Dataset items:
┄┄┄┄┄┄┄┄┄┄

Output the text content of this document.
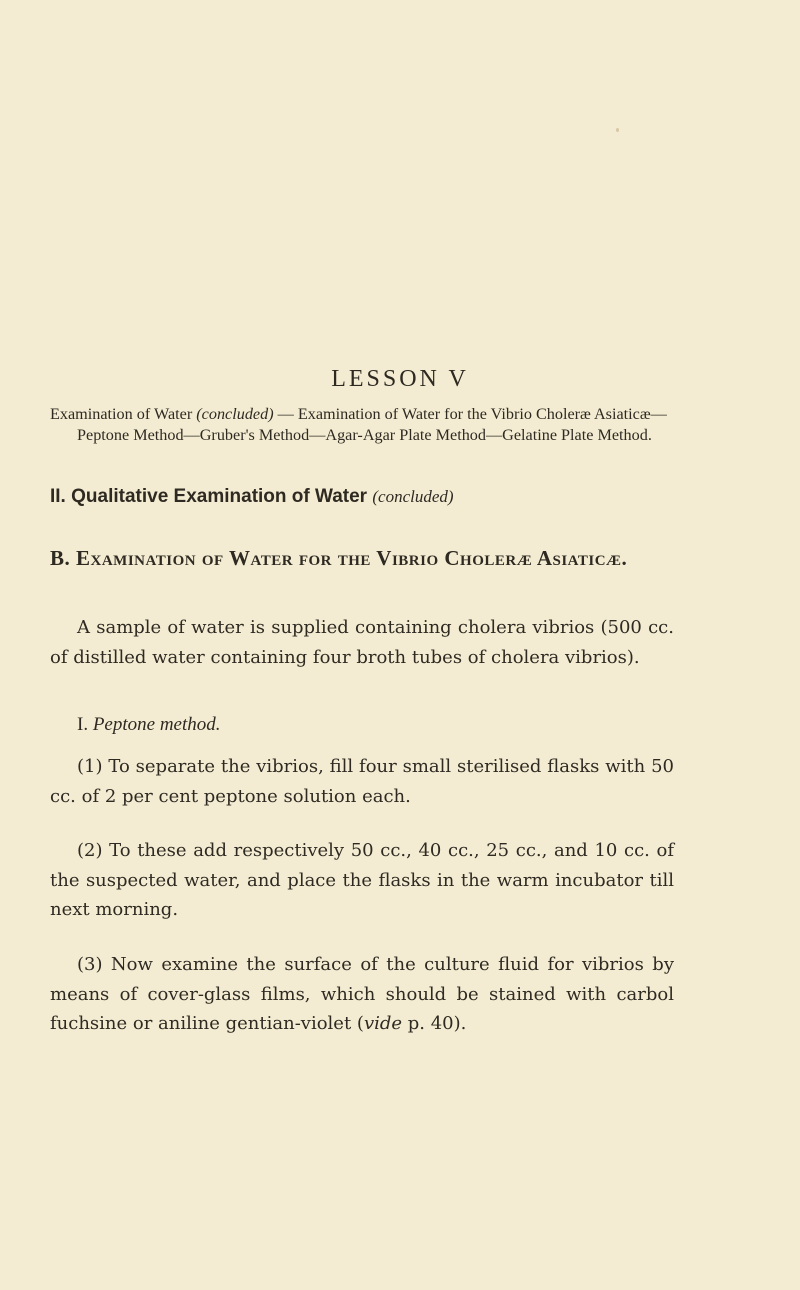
LESSON V

Examination of Water (concluded) — Examination of Water for the Vibrio Choleræ Asiaticæ—Peptone Method—Gruber's Method—Agar-Agar Plate Method—Gelatine Plate Method.

II. Qualitative Examination of Water (concluded)
B. Examination of Water for the Vibrio Choleræ Asiaticæ.

A sample of water is supplied containing cholera vibrios (500 cc. of distilled water containing four broth tubes of cholera vibrios).

I. Peptone method.

(1) To separate the vibrios, fill four small sterilised flasks with 50 cc. of 2 per cent peptone solution each.

(2) To these add respectively 50 cc., 40 cc., 25 cc., and 10 cc. of the suspected water, and place the flasks in the warm incubator till next morning.

(3) Now examine the surface of the culture fluid for vibrios by means of cover-glass films, which should be stained with carbol fuchsine or aniline gentian-violet (vide p. 40).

┄┄┄┄┄┄┄┄┄┄

#### Task directions
Set the data above down again exactly as given, with no pictures.

#### Answer for this exercise
Output the text content of this document.
LESSON V

Examination of Water (concluded) — Examination of Water for the Vibrio Choleræ Asiaticæ—Peptone Method—Gruber's Method—Agar-Agar Plate Method—Gelatine Plate Method.

II. Qualitative Examination of Water (concluded)
B. Examination of Water for the Vibrio Choleræ Asiaticæ.

A sample of water is supplied containing cholera vibrios (500 cc. of distilled water containing four broth tubes of cholera vibrios).

I. Peptone method.

(1) To separate the vibrios, fill four small sterilised flasks with 50 cc. of 2 per cent peptone solution each.

(2) To these add respectively 50 cc., 40 cc., 25 cc., and 10 cc. of the suspected water, and place the flasks in the warm incubator till next morning.

(3) Now examine the surface of the culture fluid for vibrios by means of cover-glass films, which should be stained with carbol fuchsine or aniline gentian-violet (vide p. 40).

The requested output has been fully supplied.